## JOB
Your task is to tally the lines of the listing containing the word "Selling" and report the figure alone.

----- THE RECORDS

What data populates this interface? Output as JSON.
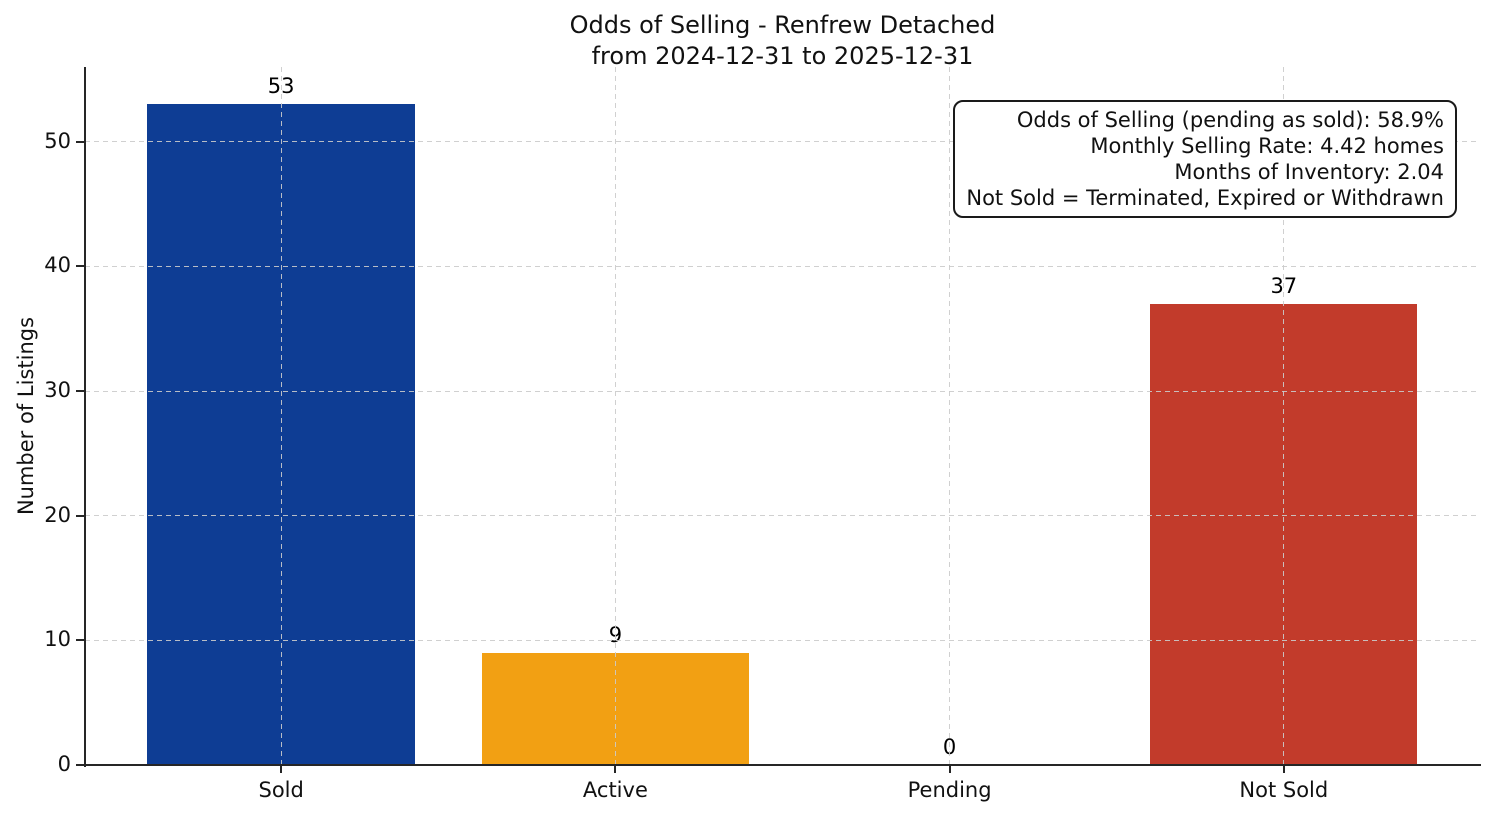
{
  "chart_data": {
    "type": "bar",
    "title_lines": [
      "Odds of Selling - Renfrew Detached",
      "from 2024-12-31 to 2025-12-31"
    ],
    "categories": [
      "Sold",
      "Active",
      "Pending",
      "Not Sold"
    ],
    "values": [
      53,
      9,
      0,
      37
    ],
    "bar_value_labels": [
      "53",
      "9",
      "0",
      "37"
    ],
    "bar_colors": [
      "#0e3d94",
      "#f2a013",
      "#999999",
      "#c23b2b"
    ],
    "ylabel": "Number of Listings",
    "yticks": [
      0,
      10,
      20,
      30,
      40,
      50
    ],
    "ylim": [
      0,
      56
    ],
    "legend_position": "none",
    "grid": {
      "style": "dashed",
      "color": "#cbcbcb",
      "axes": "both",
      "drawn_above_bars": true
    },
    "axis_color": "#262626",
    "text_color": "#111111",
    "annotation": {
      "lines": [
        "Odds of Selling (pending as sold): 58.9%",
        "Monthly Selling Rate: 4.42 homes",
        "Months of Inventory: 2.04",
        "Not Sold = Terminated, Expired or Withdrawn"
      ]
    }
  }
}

----------

## WRITTEN RESPONSE
3